# Problema en potencia PROCO PAX-600



## cites (Oct 1, 2012)

Hola gente, es la primera vez que pido ayuda sobre estos temas, tengo la potencia Proco Pax600 que se protege, o sea no acciona el relé que habilita los parlantes ; ya he revisado absolutamente todo.

Las Vcc -+ están bien no caen, no calientan los transistores de salida, si puenteo el relé la potencia funciona pero cuando la apago hace un silbido de corte en los parlantes, son 5 transistores c5198 y 5 a1941, básicamente el problema es que el relé no habilita los parlantes, el relé no esta cortado lo probé externamente, lo que sospecho que algún transistor de los que mueven la protección esté dinamicamente mal, en ese caso tendré que cambiarlos a todos, no tengo como medir los Betas de cada uno y no me refiero a los de potencia porque son los originales , tambien si alguien tiene el diagrama o alguno parecido no se por favor una idea a ver si lo puedo sacar andando.

Atte Cites


----------



## sotrono (Dic 9, 2012)

Buenos dias, les cuento que tengo una potencia PROCO PAX-600 a la cual le dejo de funcionar el canal B. 
Tratando de encontrar la solucion, me di cuenta que si no conecto ningun parlante ( con la potencia funcionando), el led de señal del canal B anda perfectamente, cuando conecto el parlante el led se apaga.
Lo que pude llegar a identificar es que el problema esta en la etapa amplificadora del canal, les pido si me puden decir algo de info para saber por donde seguir buscando, porque yo no logro identificar la falla, a simple vista, los componentes se ven sanos. Y el rele enciende

Les agradezco mucho su ayuda.

Saludos!

Julio


----------



## guilgrim (Ene 21, 2013)

Hola, tube un problema parecido con un PAX-300, revisando, los transistores de salida todos estaban buenos, fuente andando, no me daba audio, no pegaba el rele, como si actuara la proteccion revisando los componentes encontre una resistencia de 33k de la misma proteccion abierta, la cambie y salio andando lo mas bien, aveces la falla mas dificil de hallar es causada por el mas insignificante componente, espero les sirva la data.


----------



## Lucho LP (Abr 5, 2019)

Buenas tardes colegas!
Estoy intentando quitarle una pequeña distorsión a una potencia Proco Pax-600. La misma llegó al taller con la fuente con todos los capacitores electrolíticos reventados pero funcionando, aunque con una distorsión en la salida bastante molesta.

LISTA DE REGISTROS >>
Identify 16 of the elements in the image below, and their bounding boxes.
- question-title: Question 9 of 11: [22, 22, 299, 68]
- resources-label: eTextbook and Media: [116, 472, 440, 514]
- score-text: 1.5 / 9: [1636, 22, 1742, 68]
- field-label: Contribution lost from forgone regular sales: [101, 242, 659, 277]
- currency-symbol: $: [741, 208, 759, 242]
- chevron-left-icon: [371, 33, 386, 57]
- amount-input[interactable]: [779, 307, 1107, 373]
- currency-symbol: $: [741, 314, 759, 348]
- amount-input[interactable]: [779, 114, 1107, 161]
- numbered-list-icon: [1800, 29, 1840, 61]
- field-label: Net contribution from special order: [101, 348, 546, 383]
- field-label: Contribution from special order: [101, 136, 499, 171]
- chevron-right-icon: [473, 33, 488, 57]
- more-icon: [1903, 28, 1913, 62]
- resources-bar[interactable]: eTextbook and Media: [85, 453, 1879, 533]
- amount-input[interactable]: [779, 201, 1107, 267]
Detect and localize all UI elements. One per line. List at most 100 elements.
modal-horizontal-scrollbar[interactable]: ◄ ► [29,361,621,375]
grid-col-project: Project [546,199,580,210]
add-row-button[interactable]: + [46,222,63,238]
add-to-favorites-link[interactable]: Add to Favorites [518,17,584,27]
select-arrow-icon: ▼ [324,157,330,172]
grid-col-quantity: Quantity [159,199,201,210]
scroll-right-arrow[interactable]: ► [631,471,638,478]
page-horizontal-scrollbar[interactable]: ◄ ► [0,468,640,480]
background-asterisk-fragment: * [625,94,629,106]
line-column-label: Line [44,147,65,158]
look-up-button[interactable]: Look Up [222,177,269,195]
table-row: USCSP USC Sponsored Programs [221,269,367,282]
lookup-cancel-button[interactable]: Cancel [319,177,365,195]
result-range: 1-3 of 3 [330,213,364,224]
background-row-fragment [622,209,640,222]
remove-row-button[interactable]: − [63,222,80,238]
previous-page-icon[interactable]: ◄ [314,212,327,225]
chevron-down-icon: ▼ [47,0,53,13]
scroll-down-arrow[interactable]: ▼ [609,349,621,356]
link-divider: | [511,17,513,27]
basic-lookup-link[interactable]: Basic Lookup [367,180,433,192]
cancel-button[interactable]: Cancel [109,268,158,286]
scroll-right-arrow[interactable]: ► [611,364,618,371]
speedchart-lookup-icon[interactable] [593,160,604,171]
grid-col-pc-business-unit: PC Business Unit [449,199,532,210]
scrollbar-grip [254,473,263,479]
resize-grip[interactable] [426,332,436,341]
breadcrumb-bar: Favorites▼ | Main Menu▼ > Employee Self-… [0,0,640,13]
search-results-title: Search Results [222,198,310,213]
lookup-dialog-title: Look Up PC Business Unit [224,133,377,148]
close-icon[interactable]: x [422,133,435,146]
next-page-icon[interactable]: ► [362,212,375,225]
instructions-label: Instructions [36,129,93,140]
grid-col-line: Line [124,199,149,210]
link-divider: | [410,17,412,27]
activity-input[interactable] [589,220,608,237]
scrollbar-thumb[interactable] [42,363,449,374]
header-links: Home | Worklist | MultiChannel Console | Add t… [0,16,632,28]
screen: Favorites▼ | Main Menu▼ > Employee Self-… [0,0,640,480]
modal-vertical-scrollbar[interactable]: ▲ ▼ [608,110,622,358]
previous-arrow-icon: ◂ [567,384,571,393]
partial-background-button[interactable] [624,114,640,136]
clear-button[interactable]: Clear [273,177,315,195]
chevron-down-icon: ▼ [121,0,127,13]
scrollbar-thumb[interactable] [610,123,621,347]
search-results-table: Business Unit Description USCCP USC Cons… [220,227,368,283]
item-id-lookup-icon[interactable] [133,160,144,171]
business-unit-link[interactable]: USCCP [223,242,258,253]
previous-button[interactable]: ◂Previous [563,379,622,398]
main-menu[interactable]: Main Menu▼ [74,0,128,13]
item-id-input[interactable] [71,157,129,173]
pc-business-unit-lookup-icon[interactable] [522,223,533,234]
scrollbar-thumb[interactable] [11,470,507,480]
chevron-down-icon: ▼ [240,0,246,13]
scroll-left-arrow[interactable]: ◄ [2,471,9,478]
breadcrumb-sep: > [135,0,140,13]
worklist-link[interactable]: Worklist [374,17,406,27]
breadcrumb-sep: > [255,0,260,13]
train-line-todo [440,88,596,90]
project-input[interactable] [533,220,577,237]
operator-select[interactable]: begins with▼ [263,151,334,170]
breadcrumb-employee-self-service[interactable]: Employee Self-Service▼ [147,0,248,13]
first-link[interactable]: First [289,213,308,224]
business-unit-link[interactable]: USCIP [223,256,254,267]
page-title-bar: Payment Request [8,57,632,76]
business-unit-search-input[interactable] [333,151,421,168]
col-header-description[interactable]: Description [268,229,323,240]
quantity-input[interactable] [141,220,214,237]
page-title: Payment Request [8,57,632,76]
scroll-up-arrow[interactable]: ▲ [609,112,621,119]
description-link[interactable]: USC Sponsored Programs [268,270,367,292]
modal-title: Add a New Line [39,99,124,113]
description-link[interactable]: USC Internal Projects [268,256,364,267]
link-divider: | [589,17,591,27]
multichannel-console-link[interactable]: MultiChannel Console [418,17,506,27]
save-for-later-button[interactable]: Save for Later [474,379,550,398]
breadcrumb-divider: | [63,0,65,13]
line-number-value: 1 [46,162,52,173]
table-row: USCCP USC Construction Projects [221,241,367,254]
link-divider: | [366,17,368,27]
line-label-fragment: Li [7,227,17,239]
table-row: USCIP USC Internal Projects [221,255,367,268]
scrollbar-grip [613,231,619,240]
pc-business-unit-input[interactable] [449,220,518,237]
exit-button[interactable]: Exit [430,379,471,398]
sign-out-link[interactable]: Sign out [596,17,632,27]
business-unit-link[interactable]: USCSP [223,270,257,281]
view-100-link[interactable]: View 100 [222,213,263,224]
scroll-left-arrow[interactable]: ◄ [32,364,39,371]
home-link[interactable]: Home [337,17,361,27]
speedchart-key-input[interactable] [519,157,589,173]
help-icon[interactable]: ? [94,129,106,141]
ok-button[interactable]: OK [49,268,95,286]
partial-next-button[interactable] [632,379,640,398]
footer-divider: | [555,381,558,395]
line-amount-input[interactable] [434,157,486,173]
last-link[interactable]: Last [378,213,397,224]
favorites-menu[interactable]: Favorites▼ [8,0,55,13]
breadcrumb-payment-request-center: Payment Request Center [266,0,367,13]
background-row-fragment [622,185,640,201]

INDICACIONES >>
**1.** Devuelve sin cambios el fragmento del hilo sobre la potencia PROCO PAX-600 que va desde "Hola, tube un" hasta "Buenas tardes colegas!".
**2.** Según el hilo sobre la potencia PROCO PAX-600, ¿de qué valor era la resistencia abierta que guilgrim encontró en la protección de su PAX-300?
**3.** Escribe lo que sigue en el hilo sobre la potencia PROCO PAX-600 a partir de su última oración.

RESPUESTAS >>
**1.**
Hola, tube un problema parecido con un PAX-300, revisando, los transistores de salida todos estaban buenos, fuente andando, no me daba audio, no pegaba el rele, como si actuara la proteccion revisando los componentes encontre una resistencia de 33k de la misma proteccion abierta, la cambie y salio andando lo mas bien, aveces la falla mas dificil de hallar es causada por el mas insignificante componente, espero les sirva la data.


----------



## Lucho LP (Abr 5, 2019)

Buenas tardes colegas!

**2.** Era una resistencia de 33k.

**3.**
Ya cambié todo eso y controlé las tensiones de fuente que están correctas.
Como a pesar de eso todavía escucho la distorsión, me propuse revisar la corriente de reposo y tensión offset, asi que empecé a buscar información en internet para hacer todo correctamente, pero no logré encontrar ningún diagrama del circuito ni detalles de los ajustes de esa potencia.
El votaje DC en la salida de cada canal es de unos 10mV aproximadamente, por lo que supuestamente el offset sería correcto.
En cuanto al bias, medí la tensión en una de las resistencias de emisor (0.15 Ohm x 3W), y la lectura es de 0V. Esa tensión es idéntica en ambos canales.
Ahora, no logro hacer que la tensión de bias cambie al mover el preset y me tiene desconcertado, porque lo mismo ocurre en ambos canales y a pesar de eso todo está funcionando...
Para hacer esa calibración encontré dos presets distintos en cada placa, uno es de los típicos horizontales de carbón y el otro es del tipo multivuetas.
El de carbón me dejó regular en ambos canales el offset sin problemas y llegar a eso 10 mV que les conté al principio, pero el otro multivueltas lo moví para todos lados y no registré cambios en la lectura de la resistencia de emisor...
Me gustaría saber si estoy haciendo lo correcto o si me estoy volviendo loco jajaja!
Bueno, si me pueden ayudar, se los agradezco mucho.
En un rato voy a subir alguna foto de la placa al menos por si a alguien se le ocurre algo.
Muchas gracias!


----------



## DOSMETROS (Abr 5, 2019)

Lucho LP dijo:


> La misma llegó al taller con la fuente con todos los capacitores electrolíticos reventados pero funcionando


 
Medí ESR o directamente cambiá el resto de los electrolíticos !


----------



## Lucho LP (Abr 5, 2019)

DOSMETROS dijo:


> Medí ESR o directamente cambiá el resto de los electrolíticos !



Hola DOSMETROS! Ya cambié todos los electrolíticos!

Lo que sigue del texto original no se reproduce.